[Start of MATERIAL FOR THE TASK]
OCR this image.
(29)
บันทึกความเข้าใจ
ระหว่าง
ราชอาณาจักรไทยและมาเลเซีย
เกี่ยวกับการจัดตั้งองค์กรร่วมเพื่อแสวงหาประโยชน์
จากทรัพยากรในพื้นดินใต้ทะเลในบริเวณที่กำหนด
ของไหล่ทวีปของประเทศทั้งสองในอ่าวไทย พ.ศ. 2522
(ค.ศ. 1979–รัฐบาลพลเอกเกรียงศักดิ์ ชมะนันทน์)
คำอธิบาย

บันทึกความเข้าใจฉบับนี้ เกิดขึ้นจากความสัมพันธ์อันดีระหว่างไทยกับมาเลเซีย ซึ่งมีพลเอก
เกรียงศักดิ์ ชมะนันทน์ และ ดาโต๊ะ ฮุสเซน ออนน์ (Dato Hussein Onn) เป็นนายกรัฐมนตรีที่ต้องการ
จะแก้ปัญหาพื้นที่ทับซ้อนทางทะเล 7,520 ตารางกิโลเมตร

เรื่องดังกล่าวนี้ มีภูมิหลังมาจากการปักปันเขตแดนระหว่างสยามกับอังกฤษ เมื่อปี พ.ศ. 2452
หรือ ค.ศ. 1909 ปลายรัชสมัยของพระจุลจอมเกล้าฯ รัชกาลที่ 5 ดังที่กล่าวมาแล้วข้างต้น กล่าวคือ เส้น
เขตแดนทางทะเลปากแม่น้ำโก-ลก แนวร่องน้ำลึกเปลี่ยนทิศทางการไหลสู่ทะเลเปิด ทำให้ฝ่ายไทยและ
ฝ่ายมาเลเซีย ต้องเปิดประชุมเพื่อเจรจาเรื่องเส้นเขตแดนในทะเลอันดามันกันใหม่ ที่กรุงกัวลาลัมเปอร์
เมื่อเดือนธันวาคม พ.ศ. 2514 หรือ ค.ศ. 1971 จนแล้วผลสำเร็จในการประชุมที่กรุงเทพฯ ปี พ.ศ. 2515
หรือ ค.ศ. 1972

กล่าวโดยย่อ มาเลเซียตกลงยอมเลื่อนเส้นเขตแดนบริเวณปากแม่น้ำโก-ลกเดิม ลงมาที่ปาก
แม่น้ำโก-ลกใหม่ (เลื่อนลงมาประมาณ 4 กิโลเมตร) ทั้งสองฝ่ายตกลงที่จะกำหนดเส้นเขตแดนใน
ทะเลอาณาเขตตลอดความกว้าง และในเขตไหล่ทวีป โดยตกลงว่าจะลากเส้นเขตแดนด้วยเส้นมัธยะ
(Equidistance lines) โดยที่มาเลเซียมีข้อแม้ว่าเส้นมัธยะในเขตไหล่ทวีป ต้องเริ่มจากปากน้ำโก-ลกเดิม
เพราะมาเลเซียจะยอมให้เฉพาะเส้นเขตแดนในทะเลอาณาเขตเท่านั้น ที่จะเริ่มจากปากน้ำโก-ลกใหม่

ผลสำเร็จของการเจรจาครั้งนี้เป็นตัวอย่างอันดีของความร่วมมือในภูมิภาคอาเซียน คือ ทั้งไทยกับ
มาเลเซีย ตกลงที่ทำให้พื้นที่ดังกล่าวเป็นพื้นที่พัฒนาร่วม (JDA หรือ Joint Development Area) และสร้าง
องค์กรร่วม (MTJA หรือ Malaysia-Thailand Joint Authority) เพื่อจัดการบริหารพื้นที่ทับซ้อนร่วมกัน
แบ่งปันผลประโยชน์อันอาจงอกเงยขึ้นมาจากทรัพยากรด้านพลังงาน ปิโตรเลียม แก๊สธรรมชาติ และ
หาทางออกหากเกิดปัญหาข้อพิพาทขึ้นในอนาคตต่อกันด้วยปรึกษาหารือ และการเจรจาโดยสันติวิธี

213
[End of MATERIAL FOR THE TASK]
All of the entries must be written out exactly as they stand.

ANSWER:
OCR this image.
(29)
บันทึกความเข้าใจ
ระหว่าง
ราชอาณาจักรไทยและมาเลเซีย
เกี่ยวกับการจัดตั้งองค์กรร่วมเพื่อแสวงหาประโยชน์
จากทรัพยากรในพื้นดินใต้ทะเลในบริเวณที่กำหนด
ของไหล่ทวีปของประเทศทั้งสองในอ่าวไทย พ.ศ. 2522
(ค.ศ. 1979–รัฐบาลพลเอกเกรียงศักดิ์ ชมะนันทน์)
คำอธิบาย

บันทึกความเข้าใจฉบับนี้ เกิดขึ้นจากความสัมพันธ์อันดีระหว่างไทยกับมาเลเซีย ซึ่งมีพลเอก
เกรียงศักดิ์ ชมะนันทน์ และ ดาโต๊ะ ฮุสเซน ออนน์ (Dato Hussein Onn) เป็นนายกรัฐมนตรีที่ต้องการ
จะแก้ปัญหาพื้นที่ทับซ้อนทางทะเล 7,520 ตารางกิโลเมตร

เรื่องดังกล่าวนี้ มีภูมิหลังมาจากการปักปันเขตแดนระหว่างสยามกับอังกฤษ เมื่อปี พ.ศ. 2452
หรือ ค.ศ. 1909 ปลายรัชสมัยของพระจุลจอมเกล้าฯ รัชกาลที่ 5 ดังที่กล่าวมาแล้วข้างต้น กล่าวคือ เส้น
เขตแดนทางทะเลปากแม่น้ำโก-ลก แนวร่องน้ำลึกเปลี่ยนทิศทางการไหลสู่ทะเลเปิด ทำให้ฝ่ายไทยและ
ฝ่ายมาเลเซีย ต้องเปิดประชุมเพื่อเจรจาเรื่องเส้นเขตแดนในทะเลอันดามันกันใหม่ ที่กรุงกัวลาลัมเปอร์
เมื่อเดือนธันวาคม พ.ศ. 2514 หรือ ค.ศ. 1971 จนแล้วผลสำเร็จในการประชุมที่กรุงเทพฯ ปี พ.ศ. 2515
หรือ ค.ศ. 1972

กล่าวโดยย่อ มาเลเซียตกลงยอมเลื่อนเส้นเขตแดนบริเวณปากแม่น้ำโก-ลกเดิม ลงมาที่ปาก
แม่น้ำโก-ลกใหม่ (เลื่อนลงมาประมาณ 4 กิโลเมตร) ทั้งสองฝ่ายตกลงที่จะกำหนดเส้นเขตแดนใน
ทะเลอาณาเขตตลอดความกว้าง และในเขตไหล่ทวีป โดยตกลงว่าจะลากเส้นเขตแดนด้วยเส้นมัธยะ
(Equidistance lines) โดยที่มาเลเซียมีข้อแม้ว่าเส้นมัธยะในเขตไหล่ทวีป ต้องเริ่มจากปากน้ำโก-ลกเดิม
เพราะมาเลเซียจะยอมให้เฉพาะเส้นเขตแดนในทะเลอาณาเขตเท่านั้น ที่จะเริ่มจากปากน้ำโก-ลกใหม่

ผลสำเร็จของการเจรจาครั้งนี้เป็นตัวอย่างอันดีของความร่วมมือในภูมิภาคอาเซียน คือ ทั้งไทยกับ
มาเลเซีย ตกลงที่ทำให้พื้นที่ดังกล่าวเป็นพื้นที่พัฒนาร่วม (JDA หรือ Joint Development Area) และสร้าง
องค์กรร่วม (MTJA หรือ Malaysia-Thailand Joint Authority) เพื่อจัดการบริหารพื้นที่ทับซ้อนร่วมกัน
แบ่งปันผลประโยชน์อันอาจงอกเงยขึ้นมาจากทรัพยากรด้านพลังงาน ปิโตรเลียม แก๊สธรรมชาติ และ
หาทางออกหากเกิดปัญหาข้อพิพาทขึ้นในอนาคตต่อกันด้วยปรึกษาหารือ และการเจรจาโดยสันติวิธี

213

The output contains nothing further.